=== What to do ===
Extract the listing in its entirety, keeping each line identical to the original.
↓↓↓
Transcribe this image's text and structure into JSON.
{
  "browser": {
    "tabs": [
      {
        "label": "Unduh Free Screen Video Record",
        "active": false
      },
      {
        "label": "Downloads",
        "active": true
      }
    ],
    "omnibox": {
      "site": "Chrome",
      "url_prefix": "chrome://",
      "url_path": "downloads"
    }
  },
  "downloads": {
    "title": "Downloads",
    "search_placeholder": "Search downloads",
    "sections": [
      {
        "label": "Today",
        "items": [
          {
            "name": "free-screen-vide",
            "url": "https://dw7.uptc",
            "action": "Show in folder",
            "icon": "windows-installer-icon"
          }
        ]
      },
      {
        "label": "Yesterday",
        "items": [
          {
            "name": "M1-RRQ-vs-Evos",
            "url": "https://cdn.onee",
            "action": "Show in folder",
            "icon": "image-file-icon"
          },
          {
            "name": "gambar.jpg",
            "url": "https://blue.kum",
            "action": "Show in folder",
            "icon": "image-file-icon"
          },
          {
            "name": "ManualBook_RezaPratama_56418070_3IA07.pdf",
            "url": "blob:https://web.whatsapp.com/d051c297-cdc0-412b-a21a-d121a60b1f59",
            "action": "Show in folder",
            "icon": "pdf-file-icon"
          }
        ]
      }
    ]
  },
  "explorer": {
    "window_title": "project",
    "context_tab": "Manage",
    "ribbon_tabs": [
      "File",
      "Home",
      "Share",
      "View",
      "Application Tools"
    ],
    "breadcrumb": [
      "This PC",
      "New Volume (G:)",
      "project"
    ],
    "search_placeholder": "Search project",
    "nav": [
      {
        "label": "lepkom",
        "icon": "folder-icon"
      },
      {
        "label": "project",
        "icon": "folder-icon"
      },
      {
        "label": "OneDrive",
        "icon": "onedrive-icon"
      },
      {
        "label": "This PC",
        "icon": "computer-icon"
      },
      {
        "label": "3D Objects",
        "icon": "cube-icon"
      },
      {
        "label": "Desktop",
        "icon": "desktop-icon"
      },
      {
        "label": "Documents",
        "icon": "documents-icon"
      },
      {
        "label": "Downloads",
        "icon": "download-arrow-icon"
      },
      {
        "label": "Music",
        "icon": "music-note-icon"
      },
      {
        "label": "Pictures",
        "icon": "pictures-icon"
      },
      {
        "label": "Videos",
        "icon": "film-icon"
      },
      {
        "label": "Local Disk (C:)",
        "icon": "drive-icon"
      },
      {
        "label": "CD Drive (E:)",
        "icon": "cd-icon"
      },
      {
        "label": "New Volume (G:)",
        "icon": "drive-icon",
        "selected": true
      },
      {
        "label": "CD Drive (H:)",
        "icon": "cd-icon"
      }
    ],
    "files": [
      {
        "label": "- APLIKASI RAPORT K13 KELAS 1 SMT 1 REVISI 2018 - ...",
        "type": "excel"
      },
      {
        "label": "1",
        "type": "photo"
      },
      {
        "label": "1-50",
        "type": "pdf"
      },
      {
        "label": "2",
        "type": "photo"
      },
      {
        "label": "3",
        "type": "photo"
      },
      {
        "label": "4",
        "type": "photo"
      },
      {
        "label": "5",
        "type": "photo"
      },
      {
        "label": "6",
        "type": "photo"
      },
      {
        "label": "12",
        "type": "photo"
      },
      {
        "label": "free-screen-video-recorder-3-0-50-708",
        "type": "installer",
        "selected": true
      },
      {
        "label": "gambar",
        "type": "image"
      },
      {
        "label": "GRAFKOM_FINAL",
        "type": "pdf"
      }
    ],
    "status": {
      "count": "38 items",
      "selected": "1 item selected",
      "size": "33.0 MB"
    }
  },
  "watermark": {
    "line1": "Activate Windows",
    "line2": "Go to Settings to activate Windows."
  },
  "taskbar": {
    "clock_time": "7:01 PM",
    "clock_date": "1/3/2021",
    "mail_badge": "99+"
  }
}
↑↑↑
=== Written response ===
Transcribe this image's text and structure into JSON.
{
  "browser": {
    "tabs": [
      {
        "label": "Unduh Free Screen Video Record",
        "active": false
      },
      {
        "label": "Downloads",
        "active": true
      }
    ],
    "omnibox": {
      "site": "Chrome",
      "url_prefix": "chrome://",
      "url_path": "downloads"
    }
  },
  "downloads": {
    "title": "Downloads",
    "search_placeholder": "Search downloads",
    "sections": [
      {
        "label": "Today",
        "items": [
          {
            "name": "free-screen-vide",
            "url": "https://dw7.uptc",
            "action": "Show in folder",
            "icon": "windows-installer-icon"
          }
        ]
      },
      {
        "label": "Yesterday",
        "items": [
          {
            "name": "M1-RRQ-vs-Evos",
            "url": "https://cdn.onee",
            "action": "Show in folder",
            "icon": "image-file-icon"
          },
          {
            "name": "gambar.jpg",
            "url": "https://blue.kum",
            "action": "Show in folder",
            "icon": "image-file-icon"
          },
          {
            "name": "ManualBook_RezaPratama_56418070_3IA07.pdf",
            "url": "blob:https://web.whatsapp.com/d051c297-cdc0-412b-a21a-d121a60b1f59",
            "action": "Show in folder",
            "icon": "pdf-file-icon"
          }
        ]
      }
    ]
  },
  "explorer": {
    "window_title": "project",
    "context_tab": "Manage",
    "ribbon_tabs": [
      "File",
      "Home",
      "Share",
      "View",
      "Application Tools"
    ],
    "breadcrumb": [
      "This PC",
      "New Volume (G:)",
      "project"
    ],
    "search_placeholder": "Search project",
    "nav": [
      {
        "label": "lepkom",
        "icon": "folder-icon"
      },
      {
        "label": "project",
        "icon": "folder-icon"
      },
      {
        "label": "OneDrive",
        "icon": "onedrive-icon"
      },
      {
        "label": "This PC",
        "icon": "computer-icon"
      },
      {
        "label": "3D Objects",
        "icon": "cube-icon"
      },
      {
        "label": "Desktop",
        "icon": "desktop-icon"
      },
      {
        "label": "Documents",
        "icon": "documents-icon"
      },
      {
        "label": "Downloads",
        "icon": "download-arrow-icon"
      },
      {
        "label": "Music",
        "icon": "music-note-icon"
      },
      {
        "label": "Pictures",
        "icon": "pictures-icon"
      },
      {
        "label": "Videos",
        "icon": "film-icon"
      },
      {
        "label": "Local Disk (C:)",
        "icon": "drive-icon"
      },
      {
        "label": "CD Drive (E:)",
        "icon": "cd-icon"
      },
      {
        "label": "New Volume (G:)",
        "icon": "drive-icon",
        "selected": true
      },
      {
        "label": "CD Drive (H:)",
        "icon": "cd-icon"
      }
    ],
    "files": [
      {
        "label": "- APLIKASI RAPORT K13 KELAS 1 SMT 1 REVISI 2018 - ...",
        "type": "excel"
      },
      {
        "label": "1",
        "type": "photo"
      },
      {
        "label": "1-50",
        "type": "pdf"
      },
      {
        "label": "2",
        "type": "photo"
      },
      {
        "label": "3",
        "type": "photo"
      },
      {
        "label": "4",
        "type": "photo"
      },
      {
        "label": "5",
        "type": "photo"
      },
      {
        "label": "6",
        "type": "photo"
      },
      {
        "label": "12",
        "type": "photo"
      },
      {
        "label": "free-screen-video-recorder-3-0-50-708",
        "type": "installer",
        "selected": true
      },
      {
        "label": "gambar",
        "type": "image"
      },
      {
        "label": "GRAFKOM_FINAL",
        "type": "pdf"
      }
    ],
    "status": {
      "count": "38 items",
      "selected": "1 item selected",
      "size": "33.0 MB"
    }
  },
  "watermark": {
    "line1": "Activate Windows",
    "line2": "Go to Settings to activate Windows."
  },
  "taskbar": {
    "clock_time": "7:01 PM",
    "clock_date": "1/3/2021",
    "mail_badge": "99+"
  }
}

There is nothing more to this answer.